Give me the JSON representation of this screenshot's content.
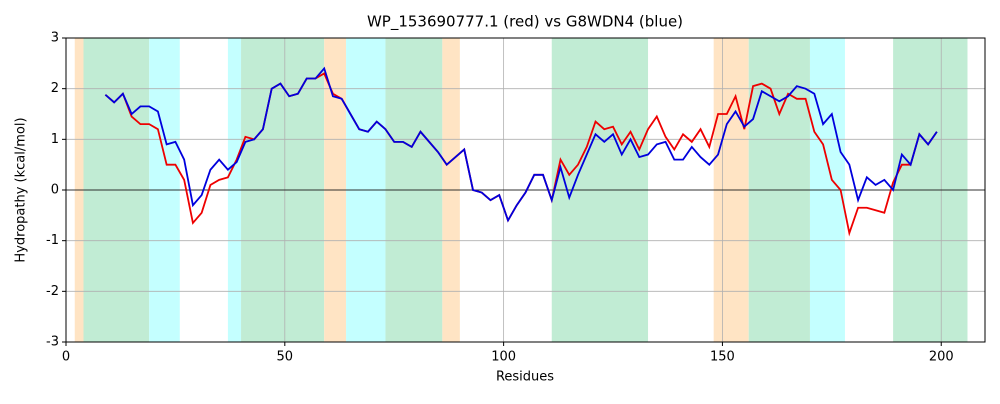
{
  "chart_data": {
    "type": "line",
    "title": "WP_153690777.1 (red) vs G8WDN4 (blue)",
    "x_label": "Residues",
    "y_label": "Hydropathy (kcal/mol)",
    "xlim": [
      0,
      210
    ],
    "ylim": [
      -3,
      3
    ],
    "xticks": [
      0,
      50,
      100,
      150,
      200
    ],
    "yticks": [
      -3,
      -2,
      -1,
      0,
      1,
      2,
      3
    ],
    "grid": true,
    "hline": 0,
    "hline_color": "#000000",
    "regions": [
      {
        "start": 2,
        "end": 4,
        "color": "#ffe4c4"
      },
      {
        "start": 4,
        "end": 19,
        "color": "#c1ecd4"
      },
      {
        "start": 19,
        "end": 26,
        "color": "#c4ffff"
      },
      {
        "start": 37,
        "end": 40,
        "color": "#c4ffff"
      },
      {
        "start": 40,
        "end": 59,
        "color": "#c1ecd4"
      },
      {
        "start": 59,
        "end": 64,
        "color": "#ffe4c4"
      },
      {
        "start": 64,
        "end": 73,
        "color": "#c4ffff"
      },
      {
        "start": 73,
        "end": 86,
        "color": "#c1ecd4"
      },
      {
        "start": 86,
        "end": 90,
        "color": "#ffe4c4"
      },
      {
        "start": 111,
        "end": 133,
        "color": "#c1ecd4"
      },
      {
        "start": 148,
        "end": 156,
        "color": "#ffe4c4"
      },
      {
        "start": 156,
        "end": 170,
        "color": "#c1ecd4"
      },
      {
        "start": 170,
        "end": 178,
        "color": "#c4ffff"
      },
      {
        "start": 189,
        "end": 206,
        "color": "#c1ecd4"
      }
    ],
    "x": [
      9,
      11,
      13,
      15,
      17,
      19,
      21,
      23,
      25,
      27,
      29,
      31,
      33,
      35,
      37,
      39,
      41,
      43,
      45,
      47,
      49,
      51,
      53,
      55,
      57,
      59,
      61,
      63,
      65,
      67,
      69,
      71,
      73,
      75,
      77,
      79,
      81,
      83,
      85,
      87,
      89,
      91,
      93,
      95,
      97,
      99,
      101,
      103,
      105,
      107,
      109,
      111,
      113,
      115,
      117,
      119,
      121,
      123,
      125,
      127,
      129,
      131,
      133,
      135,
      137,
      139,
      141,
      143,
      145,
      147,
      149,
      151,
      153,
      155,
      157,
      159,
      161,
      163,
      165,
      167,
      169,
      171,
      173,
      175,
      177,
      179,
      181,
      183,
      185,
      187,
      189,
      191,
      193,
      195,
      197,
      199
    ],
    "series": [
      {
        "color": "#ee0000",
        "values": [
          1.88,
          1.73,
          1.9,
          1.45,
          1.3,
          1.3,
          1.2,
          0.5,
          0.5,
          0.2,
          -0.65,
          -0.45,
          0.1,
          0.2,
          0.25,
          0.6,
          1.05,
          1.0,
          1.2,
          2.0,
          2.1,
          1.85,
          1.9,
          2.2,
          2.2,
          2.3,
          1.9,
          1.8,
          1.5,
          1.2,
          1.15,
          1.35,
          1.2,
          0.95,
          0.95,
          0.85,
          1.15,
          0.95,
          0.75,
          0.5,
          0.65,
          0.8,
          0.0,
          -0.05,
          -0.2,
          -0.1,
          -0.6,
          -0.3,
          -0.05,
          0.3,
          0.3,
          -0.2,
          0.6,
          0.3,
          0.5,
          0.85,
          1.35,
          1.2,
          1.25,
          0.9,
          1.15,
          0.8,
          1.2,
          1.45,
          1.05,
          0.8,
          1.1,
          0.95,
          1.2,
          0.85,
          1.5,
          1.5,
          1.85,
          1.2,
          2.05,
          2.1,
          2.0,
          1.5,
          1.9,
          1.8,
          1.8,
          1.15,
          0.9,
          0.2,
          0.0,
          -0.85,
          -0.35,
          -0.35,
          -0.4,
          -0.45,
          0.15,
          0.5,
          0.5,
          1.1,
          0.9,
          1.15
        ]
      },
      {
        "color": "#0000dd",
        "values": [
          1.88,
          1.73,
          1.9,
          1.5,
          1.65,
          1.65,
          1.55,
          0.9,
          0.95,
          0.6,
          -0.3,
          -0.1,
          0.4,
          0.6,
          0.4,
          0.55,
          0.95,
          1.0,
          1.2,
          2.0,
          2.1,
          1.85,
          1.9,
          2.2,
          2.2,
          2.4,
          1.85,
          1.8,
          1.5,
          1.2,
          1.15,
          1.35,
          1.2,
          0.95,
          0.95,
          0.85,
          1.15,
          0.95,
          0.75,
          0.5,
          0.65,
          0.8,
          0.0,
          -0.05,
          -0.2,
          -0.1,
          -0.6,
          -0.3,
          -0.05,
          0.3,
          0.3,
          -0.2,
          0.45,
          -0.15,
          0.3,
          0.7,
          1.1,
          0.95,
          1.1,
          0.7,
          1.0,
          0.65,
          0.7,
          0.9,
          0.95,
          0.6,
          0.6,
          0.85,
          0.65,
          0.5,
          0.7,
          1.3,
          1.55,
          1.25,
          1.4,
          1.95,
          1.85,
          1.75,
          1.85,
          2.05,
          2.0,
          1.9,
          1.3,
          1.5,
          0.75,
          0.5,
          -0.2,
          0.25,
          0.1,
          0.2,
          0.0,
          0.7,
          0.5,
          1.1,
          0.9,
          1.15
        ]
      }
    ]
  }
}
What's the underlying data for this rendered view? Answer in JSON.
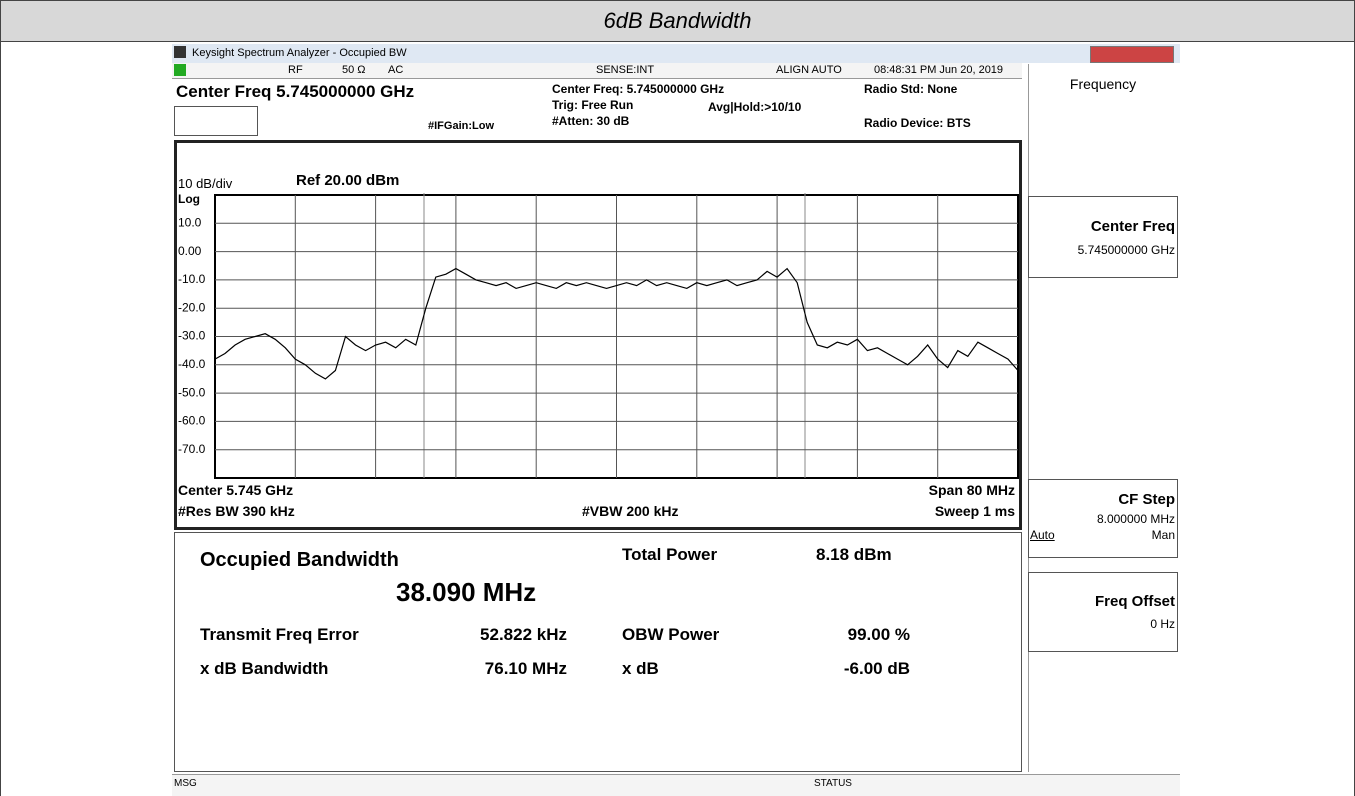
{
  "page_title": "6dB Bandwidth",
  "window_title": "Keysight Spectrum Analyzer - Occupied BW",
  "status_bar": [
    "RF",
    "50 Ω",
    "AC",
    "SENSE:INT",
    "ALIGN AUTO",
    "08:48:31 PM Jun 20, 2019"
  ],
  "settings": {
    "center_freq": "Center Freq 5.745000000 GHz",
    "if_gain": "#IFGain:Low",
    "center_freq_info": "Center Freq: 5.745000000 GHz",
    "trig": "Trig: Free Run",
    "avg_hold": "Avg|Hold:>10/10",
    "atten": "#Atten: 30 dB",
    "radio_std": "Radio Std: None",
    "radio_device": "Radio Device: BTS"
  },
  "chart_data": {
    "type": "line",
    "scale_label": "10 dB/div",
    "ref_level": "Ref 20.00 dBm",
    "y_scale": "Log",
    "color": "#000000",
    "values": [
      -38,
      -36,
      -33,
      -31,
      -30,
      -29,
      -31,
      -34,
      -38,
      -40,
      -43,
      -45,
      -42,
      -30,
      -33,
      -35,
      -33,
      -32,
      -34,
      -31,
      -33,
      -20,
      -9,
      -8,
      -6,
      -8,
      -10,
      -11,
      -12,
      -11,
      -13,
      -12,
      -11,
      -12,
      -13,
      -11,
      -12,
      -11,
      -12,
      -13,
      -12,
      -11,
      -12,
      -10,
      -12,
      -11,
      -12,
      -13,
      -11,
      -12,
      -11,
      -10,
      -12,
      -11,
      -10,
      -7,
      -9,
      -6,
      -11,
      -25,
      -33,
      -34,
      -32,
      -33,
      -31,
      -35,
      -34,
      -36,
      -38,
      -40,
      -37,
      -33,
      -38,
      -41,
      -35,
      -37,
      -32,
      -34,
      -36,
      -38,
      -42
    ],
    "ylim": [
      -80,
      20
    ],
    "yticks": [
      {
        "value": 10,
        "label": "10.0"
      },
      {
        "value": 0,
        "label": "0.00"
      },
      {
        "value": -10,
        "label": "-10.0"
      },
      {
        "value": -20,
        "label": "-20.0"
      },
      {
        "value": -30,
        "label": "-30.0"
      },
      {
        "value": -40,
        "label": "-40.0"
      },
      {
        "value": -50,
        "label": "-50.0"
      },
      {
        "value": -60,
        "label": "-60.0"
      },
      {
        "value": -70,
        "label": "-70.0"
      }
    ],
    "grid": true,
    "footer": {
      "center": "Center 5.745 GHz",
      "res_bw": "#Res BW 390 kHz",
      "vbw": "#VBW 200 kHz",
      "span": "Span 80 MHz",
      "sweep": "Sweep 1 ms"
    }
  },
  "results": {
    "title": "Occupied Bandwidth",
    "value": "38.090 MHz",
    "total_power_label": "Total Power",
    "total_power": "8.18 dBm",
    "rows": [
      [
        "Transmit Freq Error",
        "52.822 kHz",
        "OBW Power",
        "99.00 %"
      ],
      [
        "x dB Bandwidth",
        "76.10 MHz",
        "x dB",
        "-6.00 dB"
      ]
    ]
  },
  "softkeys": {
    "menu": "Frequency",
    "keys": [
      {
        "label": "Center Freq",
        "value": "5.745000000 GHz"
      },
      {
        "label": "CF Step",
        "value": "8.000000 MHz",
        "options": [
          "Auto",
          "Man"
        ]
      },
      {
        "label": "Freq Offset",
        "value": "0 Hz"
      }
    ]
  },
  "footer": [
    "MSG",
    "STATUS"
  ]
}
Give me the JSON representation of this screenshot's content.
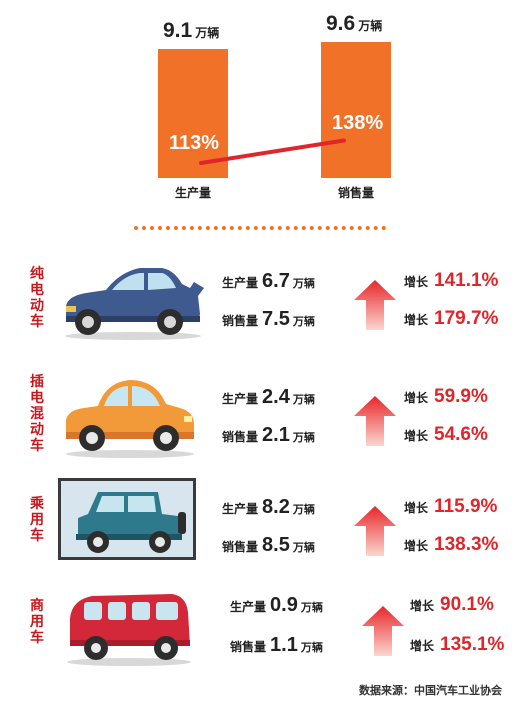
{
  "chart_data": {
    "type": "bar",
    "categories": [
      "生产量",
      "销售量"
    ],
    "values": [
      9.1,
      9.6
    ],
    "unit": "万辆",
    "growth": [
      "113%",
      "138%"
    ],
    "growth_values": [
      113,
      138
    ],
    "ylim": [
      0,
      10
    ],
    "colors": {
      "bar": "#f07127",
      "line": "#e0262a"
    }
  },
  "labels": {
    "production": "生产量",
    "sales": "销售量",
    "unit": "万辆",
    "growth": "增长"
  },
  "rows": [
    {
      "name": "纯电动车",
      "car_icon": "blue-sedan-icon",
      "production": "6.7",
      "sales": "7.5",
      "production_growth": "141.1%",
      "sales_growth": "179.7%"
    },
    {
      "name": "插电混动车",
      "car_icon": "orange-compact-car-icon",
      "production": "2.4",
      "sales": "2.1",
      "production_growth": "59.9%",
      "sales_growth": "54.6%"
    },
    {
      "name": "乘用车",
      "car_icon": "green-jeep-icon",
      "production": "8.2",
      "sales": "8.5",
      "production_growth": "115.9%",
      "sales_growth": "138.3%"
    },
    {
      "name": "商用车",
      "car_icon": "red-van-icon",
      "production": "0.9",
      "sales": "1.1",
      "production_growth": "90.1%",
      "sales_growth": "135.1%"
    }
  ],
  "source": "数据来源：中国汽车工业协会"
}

^^^^^^^^^^^^^^^^

> _Task objective_: State how many lines of the records hold the string "icon", and nothing else.

> _Answer in full_: 4